** Start DATA EXCERPTS **

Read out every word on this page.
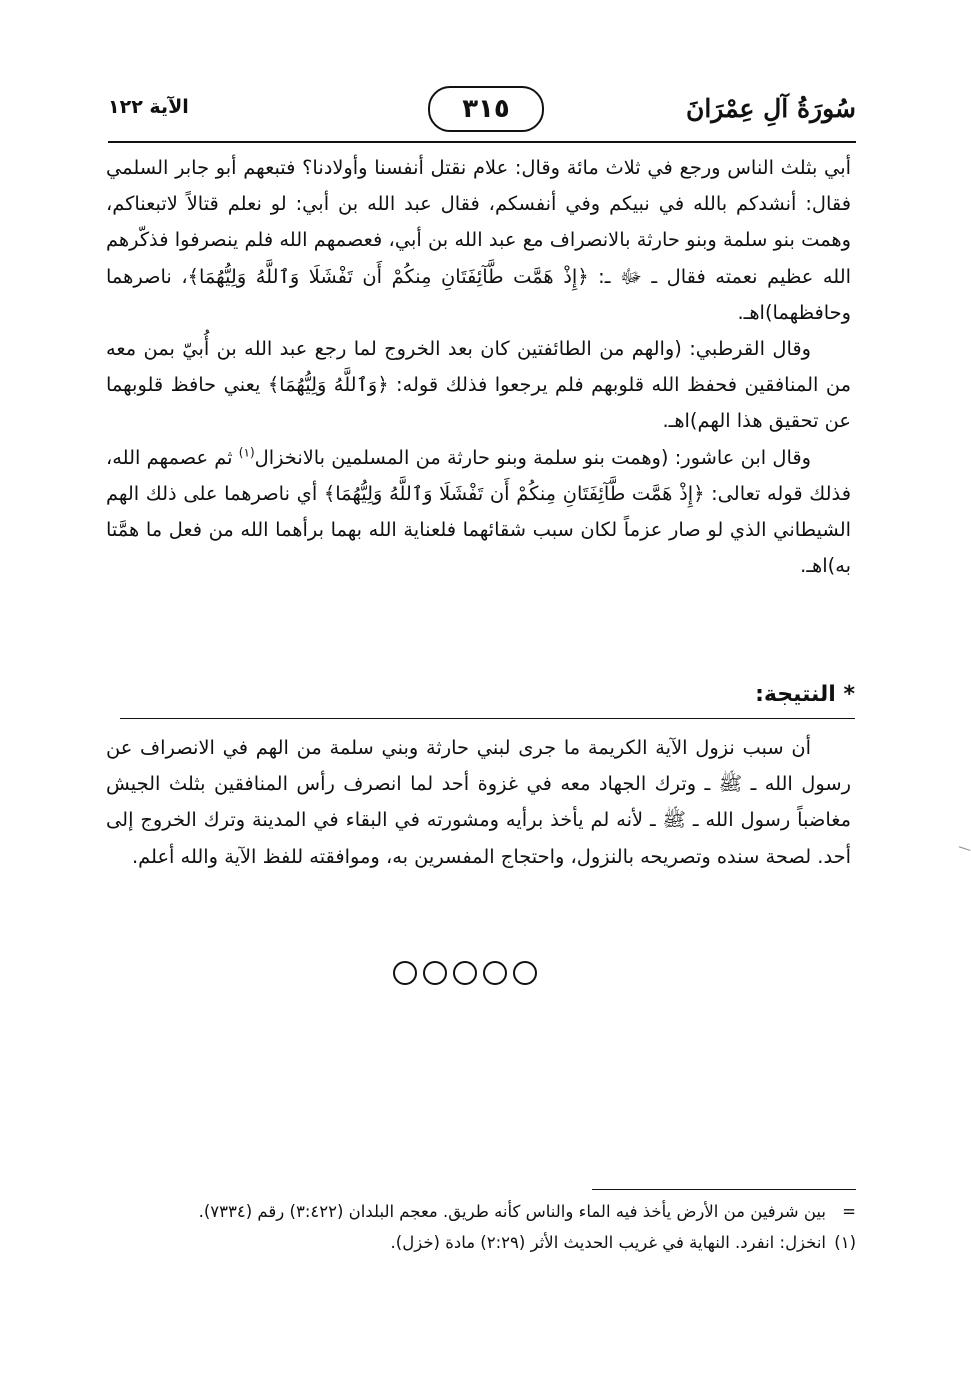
سُورَةُ آلِ عِمْرَانَ
٣١٥
الآية ١٢٢

أبي بثلث الناس ورجع في ثلاث مائة وقال: علام نقتل أنفسنا وأولادنا؟ فتبعهم أبو جابر السلمي فقال: أنشدكم بالله في نبيكم وفي أنفسكم، فقال عبد الله بن أبي: لو نعلم قتالاً لاتبعناكم، وهمت بنو سلمة وبنو حارثة بالانصراف مع عبد الله بن أبي، فعصمهم الله فلم ينصرفوا فذكّرهم الله عظيم نعمته فقال ـ ﷻ ـ: ﴿إِذْ هَمَّت طَّآئِفَتَانِ مِنكُمْ أَن تَفْشَلَا وَٱللَّهُ وَلِيُّهُمَا﴾، ناصرهما وحافظهما)اهـ.

وقال القرطبي: (والهم من الطائفتين كان بعد الخروج لما رجع عبد الله بن أُبيّ بمن معه من المنافقين فحفظ الله قلوبهم فلم يرجعوا فذلك قوله: ﴿وَٱللَّهُ وَلِيُّهُمَا﴾ يعني حافظ قلوبهما عن تحقيق هذا الهم)اهـ.

وقال ابن عاشور: (وهمت بنو سلمة وبنو حارثة من المسلمين بالانخزال$^{(١)}$ ثم عصمهم الله، فذلك قوله تعالى: ﴿إِذْ هَمَّت طَّآئِفَتَانِ مِنكُمْ أَن تَفْشَلَا وَٱللَّهُ وَلِيُّهُمَا﴾ أي ناصرهما على ذلك الهم الشيطاني الذي لو صار عزماً لكان سبب شقائهما فلعناية الله بهما برأهما الله من فعل ما همَّتا به)اهـ.

* النتيجة:

أن سبب نزول الآية الكريمة ما جرى لبني حارثة وبني سلمة من الهم في الانصراف عن رسول الله ـ ﷺ ـ وترك الجهاد معه في غزوة أحد لما انصرف رأس المنافقين بثلث الجيش مغاضباً رسول الله ـ ﷺ ـ لأنه لم يأخذ برأيه ومشورته في البقاء في المدينة وترك الخروج إلى أحد. لصحة سنده وتصريحه بالنزول، واحتجاج المفسرين به، وموافقته للفظ الآية والله أعلم.

=
بين شرفين من الأرض يأخذ فيه الماء والناس كأنه طريق. معجم البلدان (٣:٤٢٢) رقم (٧٣٣٤).
(١)
انخزل: انفرد. النهاية في غريب الحديث الأثر (٢:٢٩) مادة (خزل).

** End DATA EXCERPTS **

Leaving all pictures aside, quote each record exactly.

> **EXERCISE ANSWER**
Read out every word on this page.
سُورَةُ آلِ عِمْرَانَ
٣١٥
الآية ١٢٢

أبي بثلث الناس ورجع في ثلاث مائة وقال: علام نقتل أنفسنا وأولادنا؟ فتبعهم أبو جابر السلمي فقال: أنشدكم بالله في نبيكم وفي أنفسكم، فقال عبد الله بن أبي: لو نعلم قتالاً لاتبعناكم، وهمت بنو سلمة وبنو حارثة بالانصراف مع عبد الله بن أبي، فعصمهم الله فلم ينصرفوا فذكّرهم الله عظيم نعمته فقال ـ ﷻ ـ: ﴿إِذْ هَمَّت طَّآئِفَتَانِ مِنكُمْ أَن تَفْشَلَا وَٱللَّهُ وَلِيُّهُمَا﴾، ناصرهما وحافظهما)اهـ.

وقال القرطبي: (والهم من الطائفتين كان بعد الخروج لما رجع عبد الله بن أُبيّ بمن معه من المنافقين فحفظ الله قلوبهم فلم يرجعوا فذلك قوله: ﴿وَٱللَّهُ وَلِيُّهُمَا﴾ يعني حافظ قلوبهما عن تحقيق هذا الهم)اهـ.

وقال ابن عاشور: (وهمت بنو سلمة وبنو حارثة من المسلمين بالانخزال$^{(١)}$ ثم عصمهم الله، فذلك قوله تعالى: ﴿إِذْ هَمَّت طَّآئِفَتَانِ مِنكُمْ أَن تَفْشَلَا وَٱللَّهُ وَلِيُّهُمَا﴾ أي ناصرهما على ذلك الهم الشيطاني الذي لو صار عزماً لكان سبب شقائهما فلعناية الله بهما برأهما الله من فعل ما همَّتا به)اهـ.

* النتيجة:

أن سبب نزول الآية الكريمة ما جرى لبني حارثة وبني سلمة من الهم في الانصراف عن رسول الله ـ ﷺ ـ وترك الجهاد معه في غزوة أحد لما انصرف رأس المنافقين بثلث الجيش مغاضباً رسول الله ـ ﷺ ـ لأنه لم يأخذ برأيه ومشورته في البقاء في المدينة وترك الخروج إلى أحد. لصحة سنده وتصريحه بالنزول، واحتجاج المفسرين به، وموافقته للفظ الآية والله أعلم.

=
بين شرفين من الأرض يأخذ فيه الماء والناس كأنه طريق. معجم البلدان (٣:٤٢٢) رقم (٧٣٣٤).
(١)
انخزل: انفرد. النهاية في غريب الحديث الأثر (٢:٢٩) مادة (خزل).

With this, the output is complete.